Given problem:
Copy every line from the data below in which the string "image" can be found.

┏━━

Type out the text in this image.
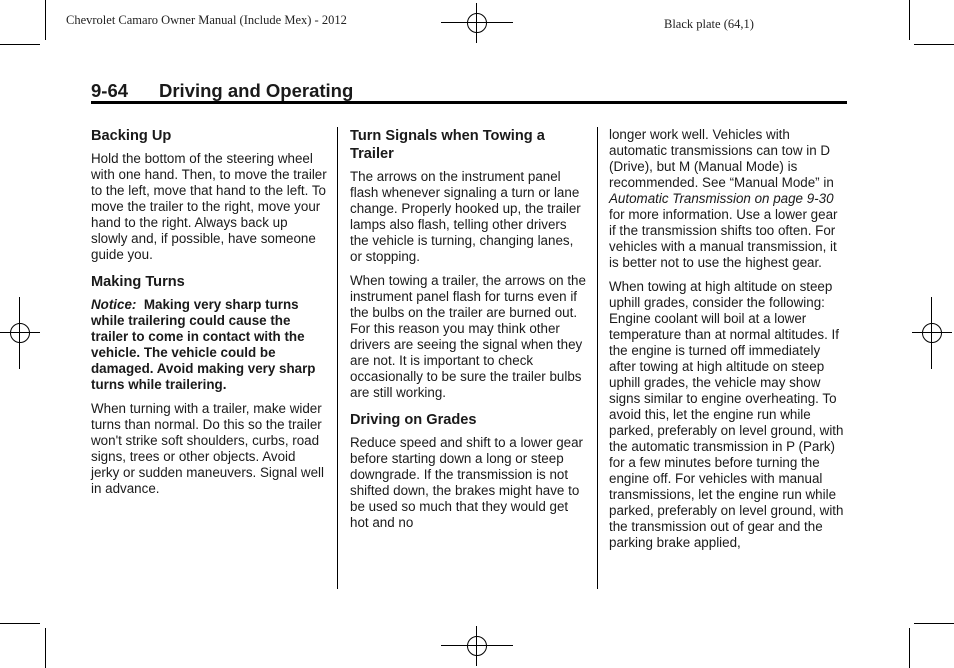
Chevrolet Camaro Owner Manual (Include Mex) - 2012	Black plate (64,1)
9-64 Driving and Operating
Backing Up

Hold the bottom of the steering wheel with one hand. Then, to move the trailer to the left, move that hand to the left. To move the trailer to the right, move your hand to the right. Always back up slowly and, if possible, have someone guide you.

Making Turns

Notice: Making very sharp turns while trailering could cause the trailer to come in contact with the vehicle. The vehicle could be damaged. Avoid making very sharp turns while trailering.

When turning with a trailer, make wider turns than normal. Do this so the trailer won't strike soft shoulders, curbs, road signs, trees or other objects. Avoid jerky or sudden maneuvers. Signal well in advance.

Turn Signals when Towing a Trailer

The arrows on the instrument panel flash whenever signaling a turn or lane change. Properly hooked up, the trailer lamps also flash, telling other drivers the vehicle is turning, changing lanes, or stopping.

When towing a trailer, the arrows on the instrument panel flash for turns even if the bulbs on the trailer are burned out. For this reason you may think other drivers are seeing the signal when they are not. It is important to check occasionally to be sure the trailer bulbs are still working.

Driving on Grades

Reduce speed and shift to a lower gear before starting down a long or steep downgrade. If the transmission is not shifted down, the brakes might have to be used so much that they would get hot and no

longer work well. Vehicles with automatic transmissions can tow in D (Drive), but M (Manual Mode) is recommended. See “Manual Mode” in Automatic Transmission on page 9-30 for more information. Use a lower gear if the transmission shifts too often. For vehicles with a manual transmission, it is better not to use the highest gear.

When towing at high altitude on steep uphill grades, consider the following: Engine coolant will boil at a lower temperature than at normal altitudes. If the engine is turned off immediately after towing at high altitude on steep uphill grades, the vehicle may show signs similar to engine overheating. To avoid this, let the engine run while parked, preferably on level ground, with the automatic transmission in P (Park) for a few minutes before turning the engine off. For vehicles with manual transmissions, let the engine run while parked, preferably on level ground, with the transmission out of gear and the parking brake applied,
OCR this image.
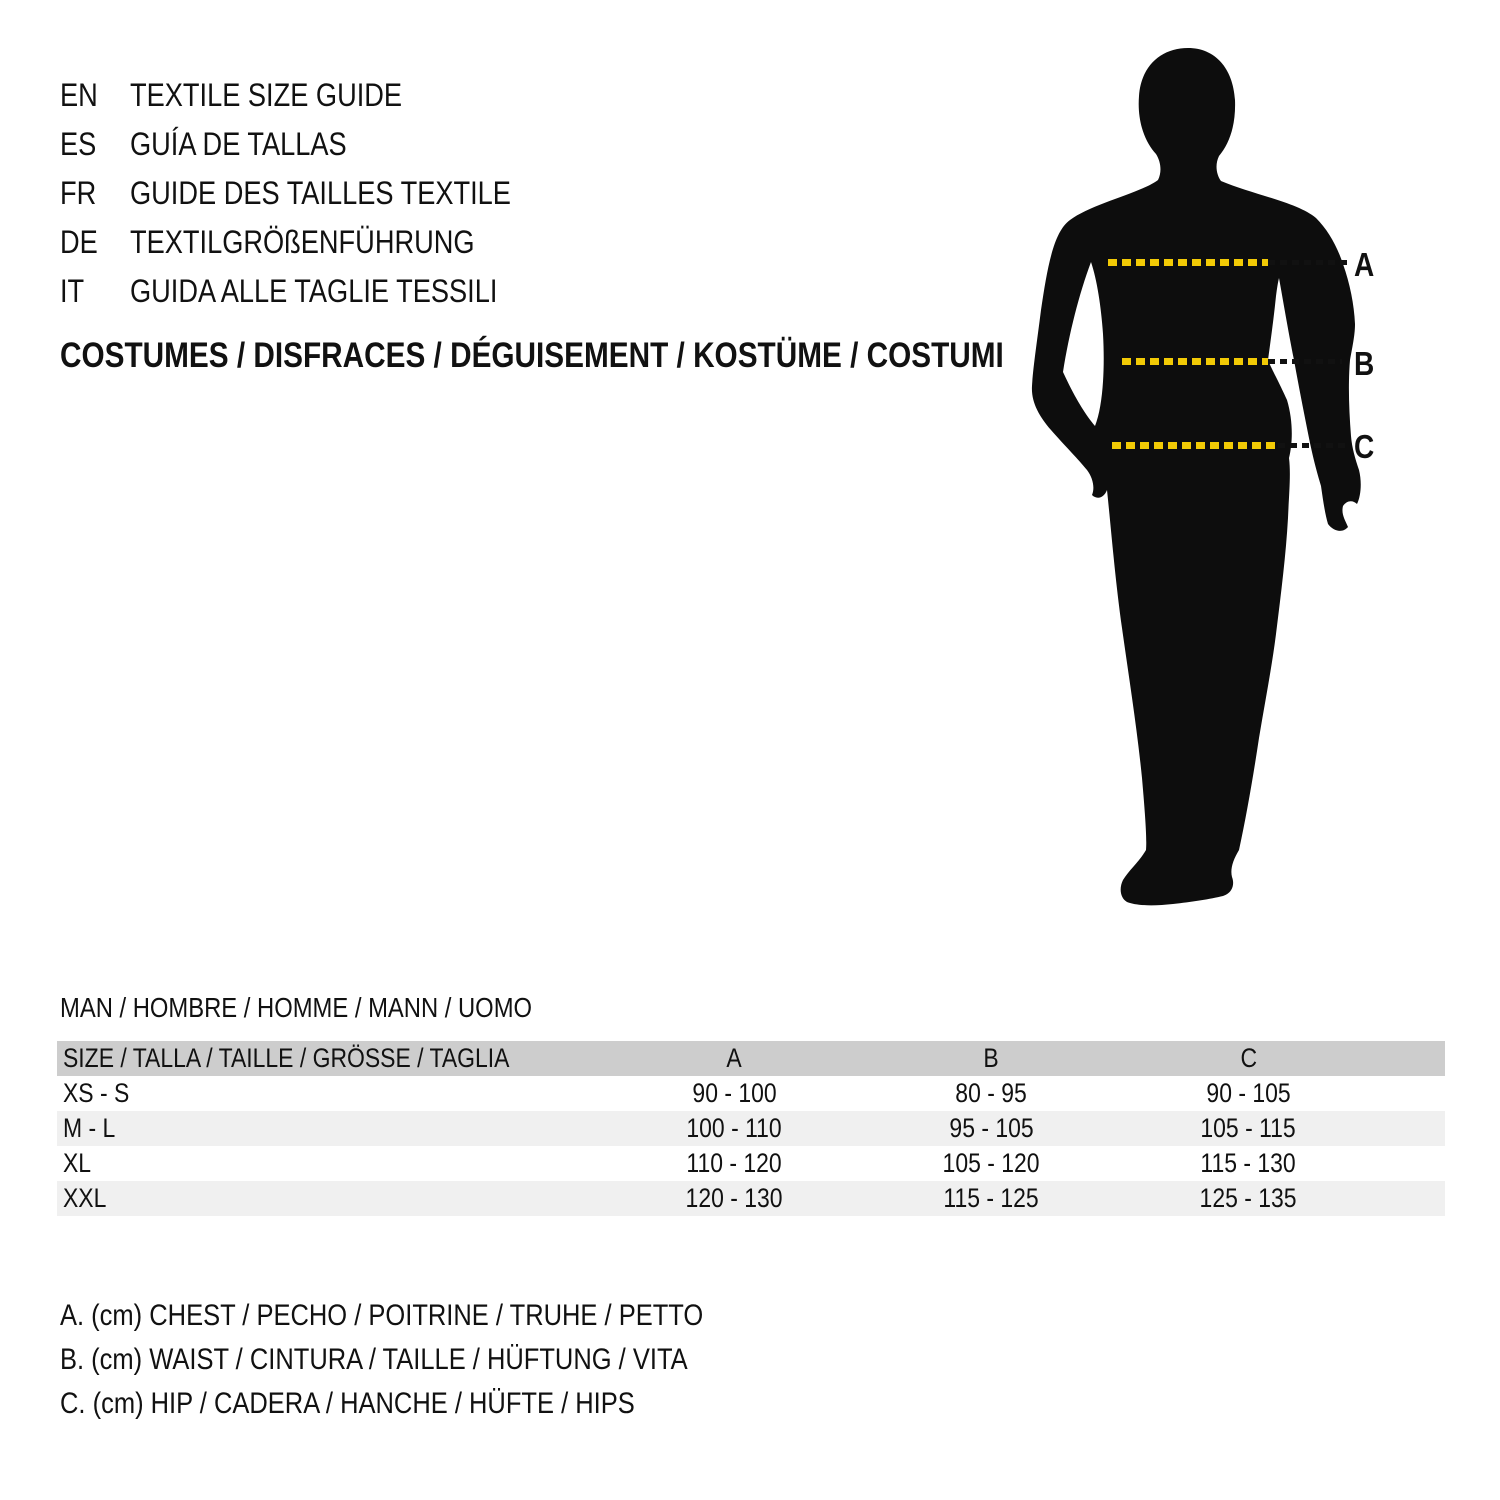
EN	TEXTILE SIZE GUIDE
ES	GUÍA DE TALLAS
FR	GUIDE DES TAILLES TEXTILE
DE	TEXTILGRÖßENFÜHRUNG
IT	GUIDA ALLE TAGLIE TESSILI
COSTUMES / DISFRACES / DÉGUISEMENT / KOSTÜME / COSTUMI
A
B
C
MAN / HOMBRE / HOMME / MANN / UOMO
SIZE / TALLA / TAILLE / GRÖSSE / TAGLIA	A	B	C
XS - S	90 - 100	80 - 95	90 - 105
M - L	100 - 110	95 - 105	105 - 115
XL	110 - 120	105 - 120	115 - 130
XXL	120 - 130	115 - 125	125 - 135
A. (cm) CHEST / PECHO / POITRINE / TRUHE / PETTO
B. (cm) WAIST / CINTURA / TAILLE / HÜFTUNG / VITA
C. (cm) HIP / CADERA / HANCHE / HÜFTE / HIPS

┗━━

The solution:
Type out the text in this image.
OCR this image.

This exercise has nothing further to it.